*AIM:*
Copy out the complete listing, word for word.

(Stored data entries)
==============================

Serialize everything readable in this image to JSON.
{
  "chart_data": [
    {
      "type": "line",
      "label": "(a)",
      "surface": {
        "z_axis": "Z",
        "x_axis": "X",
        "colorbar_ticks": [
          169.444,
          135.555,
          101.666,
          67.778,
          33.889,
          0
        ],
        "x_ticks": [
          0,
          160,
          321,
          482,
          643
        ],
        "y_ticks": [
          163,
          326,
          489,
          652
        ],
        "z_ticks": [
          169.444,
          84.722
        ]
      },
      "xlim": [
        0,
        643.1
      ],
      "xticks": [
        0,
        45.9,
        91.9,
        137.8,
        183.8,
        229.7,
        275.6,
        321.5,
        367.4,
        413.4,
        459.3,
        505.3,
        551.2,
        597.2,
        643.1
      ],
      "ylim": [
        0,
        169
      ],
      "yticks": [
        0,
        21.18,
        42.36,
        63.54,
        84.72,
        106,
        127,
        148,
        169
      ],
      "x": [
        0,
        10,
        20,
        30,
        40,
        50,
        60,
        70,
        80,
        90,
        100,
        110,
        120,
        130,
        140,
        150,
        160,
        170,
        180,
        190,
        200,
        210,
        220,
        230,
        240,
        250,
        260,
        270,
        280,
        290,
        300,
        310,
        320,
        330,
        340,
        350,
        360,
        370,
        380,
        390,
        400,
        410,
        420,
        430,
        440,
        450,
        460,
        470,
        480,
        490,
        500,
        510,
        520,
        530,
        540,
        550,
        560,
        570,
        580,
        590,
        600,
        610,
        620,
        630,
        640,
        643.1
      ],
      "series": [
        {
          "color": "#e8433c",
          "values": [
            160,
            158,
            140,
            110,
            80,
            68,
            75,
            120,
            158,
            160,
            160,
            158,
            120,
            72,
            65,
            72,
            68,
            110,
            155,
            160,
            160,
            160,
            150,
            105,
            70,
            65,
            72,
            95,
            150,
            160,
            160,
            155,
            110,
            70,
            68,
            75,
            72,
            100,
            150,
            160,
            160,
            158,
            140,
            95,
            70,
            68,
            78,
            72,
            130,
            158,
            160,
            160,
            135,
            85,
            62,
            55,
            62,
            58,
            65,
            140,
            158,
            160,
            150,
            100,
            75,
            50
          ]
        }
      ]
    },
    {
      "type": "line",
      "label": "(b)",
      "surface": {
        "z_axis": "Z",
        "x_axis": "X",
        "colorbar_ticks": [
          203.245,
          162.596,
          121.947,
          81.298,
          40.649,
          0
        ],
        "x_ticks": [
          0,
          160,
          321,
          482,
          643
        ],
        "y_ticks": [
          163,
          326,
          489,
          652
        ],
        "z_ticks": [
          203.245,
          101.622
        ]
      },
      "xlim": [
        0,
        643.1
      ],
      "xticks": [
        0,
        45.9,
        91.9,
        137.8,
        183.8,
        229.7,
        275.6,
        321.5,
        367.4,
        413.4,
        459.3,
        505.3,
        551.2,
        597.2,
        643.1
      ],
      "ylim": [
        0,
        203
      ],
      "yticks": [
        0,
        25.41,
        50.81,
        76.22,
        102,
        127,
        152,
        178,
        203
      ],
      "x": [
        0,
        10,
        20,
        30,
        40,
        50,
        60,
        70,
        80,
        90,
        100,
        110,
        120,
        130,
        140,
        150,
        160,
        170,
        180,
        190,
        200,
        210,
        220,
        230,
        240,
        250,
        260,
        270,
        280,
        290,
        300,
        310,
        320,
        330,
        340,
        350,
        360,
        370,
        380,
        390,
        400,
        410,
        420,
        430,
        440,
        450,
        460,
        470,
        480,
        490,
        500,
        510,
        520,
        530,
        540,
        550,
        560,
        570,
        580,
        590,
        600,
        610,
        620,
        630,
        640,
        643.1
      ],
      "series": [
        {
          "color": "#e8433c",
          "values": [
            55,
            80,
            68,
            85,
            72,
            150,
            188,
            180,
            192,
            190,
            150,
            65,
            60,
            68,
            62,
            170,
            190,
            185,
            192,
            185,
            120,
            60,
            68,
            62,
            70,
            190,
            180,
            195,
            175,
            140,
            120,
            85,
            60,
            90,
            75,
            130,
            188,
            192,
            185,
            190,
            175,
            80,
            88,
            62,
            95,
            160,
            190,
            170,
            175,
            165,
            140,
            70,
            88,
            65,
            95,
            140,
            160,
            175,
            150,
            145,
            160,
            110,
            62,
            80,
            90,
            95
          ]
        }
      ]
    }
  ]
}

==============================

*FULL OUTPUT:*
Serialize everything readable in this image to JSON.
{
  "chart_data": [
    {
      "type": "line",
      "label": "(a)",
      "surface": {
        "z_axis": "Z",
        "x_axis": "X",
        "colorbar_ticks": [
          169.444,
          135.555,
          101.666,
          67.778,
          33.889,
          0
        ],
        "x_ticks": [
          0,
          160,
          321,
          482,
          643
        ],
        "y_ticks": [
          163,
          326,
          489,
          652
        ],
        "z_ticks": [
          169.444,
          84.722
        ]
      },
      "xlim": [
        0,
        643.1
      ],
      "xticks": [
        0,
        45.9,
        91.9,
        137.8,
        183.8,
        229.7,
        275.6,
        321.5,
        367.4,
        413.4,
        459.3,
        505.3,
        551.2,
        597.2,
        643.1
      ],
      "ylim": [
        0,
        169
      ],
      "yticks": [
        0,
        21.18,
        42.36,
        63.54,
        84.72,
        106,
        127,
        148,
        169
      ],
      "x": [
        0,
        10,
        20,
        30,
        40,
        50,
        60,
        70,
        80,
        90,
        100,
        110,
        120,
        130,
        140,
        150,
        160,
        170,
        180,
        190,
        200,
        210,
        220,
        230,
        240,
        250,
        260,
        270,
        280,
        290,
        300,
        310,
        320,
        330,
        340,
        350,
        360,
        370,
        380,
        390,
        400,
        410,
        420,
        430,
        440,
        450,
        460,
        470,
        480,
        490,
        500,
        510,
        520,
        530,
        540,
        550,
        560,
        570,
        580,
        590,
        600,
        610,
        620,
        630,
        640,
        643.1
      ],
      "series": [
        {
          "color": "#e8433c",
          "values": [
            160,
            158,
            140,
            110,
            80,
            68,
            75,
            120,
            158,
            160,
            160,
            158,
            120,
            72,
            65,
            72,
            68,
            110,
            155,
            160,
            160,
            160,
            150,
            105,
            70,
            65,
            72,
            95,
            150,
            160,
            160,
            155,
            110,
            70,
            68,
            75,
            72,
            100,
            150,
            160,
            160,
            158,
            140,
            95,
            70,
            68,
            78,
            72,
            130,
            158,
            160,
            160,
            135,
            85,
            62,
            55,
            62,
            58,
            65,
            140,
            158,
            160,
            150,
            100,
            75,
            50
          ]
        }
      ]
    },
    {
      "type": "line",
      "label": "(b)",
      "surface": {
        "z_axis": "Z",
        "x_axis": "X",
        "colorbar_ticks": [
          203.245,
          162.596,
          121.947,
          81.298,
          40.649,
          0
        ],
        "x_ticks": [
          0,
          160,
          321,
          482,
          643
        ],
        "y_ticks": [
          163,
          326,
          489,
          652
        ],
        "z_ticks": [
          203.245,
          101.622
        ]
      },
      "xlim": [
        0,
        643.1
      ],
      "xticks": [
        0,
        45.9,
        91.9,
        137.8,
        183.8,
        229.7,
        275.6,
        321.5,
        367.4,
        413.4,
        459.3,
        505.3,
        551.2,
        597.2,
        643.1
      ],
      "ylim": [
        0,
        203
      ],
      "yticks": [
        0,
        25.41,
        50.81,
        76.22,
        102,
        127,
        152,
        178,
        203
      ],
      "x": [
        0,
        10,
        20,
        30,
        40,
        50,
        60,
        70,
        80,
        90,
        100,
        110,
        120,
        130,
        140,
        150,
        160,
        170,
        180,
        190,
        200,
        210,
        220,
        230,
        240,
        250,
        260,
        270,
        280,
        290,
        300,
        310,
        320,
        330,
        340,
        350,
        360,
        370,
        380,
        390,
        400,
        410,
        420,
        430,
        440,
        450,
        460,
        470,
        480,
        490,
        500,
        510,
        520,
        530,
        540,
        550,
        560,
        570,
        580,
        590,
        600,
        610,
        620,
        630,
        640,
        643.1
      ],
      "series": [
        {
          "color": "#e8433c",
          "values": [
            55,
            80,
            68,
            85,
            72,
            150,
            188,
            180,
            192,
            190,
            150,
            65,
            60,
            68,
            62,
            170,
            190,
            185,
            192,
            185,
            120,
            60,
            68,
            62,
            70,
            190,
            180,
            195,
            175,
            140,
            120,
            85,
            60,
            90,
            75,
            130,
            188,
            192,
            185,
            190,
            175,
            80,
            88,
            62,
            95,
            160,
            190,
            170,
            175,
            165,
            140,
            70,
            88,
            65,
            95,
            140,
            160,
            175,
            150,
            145,
            160,
            110,
            62,
            80,
            90,
            95
          ]
        }
      ]
    }
  ]
}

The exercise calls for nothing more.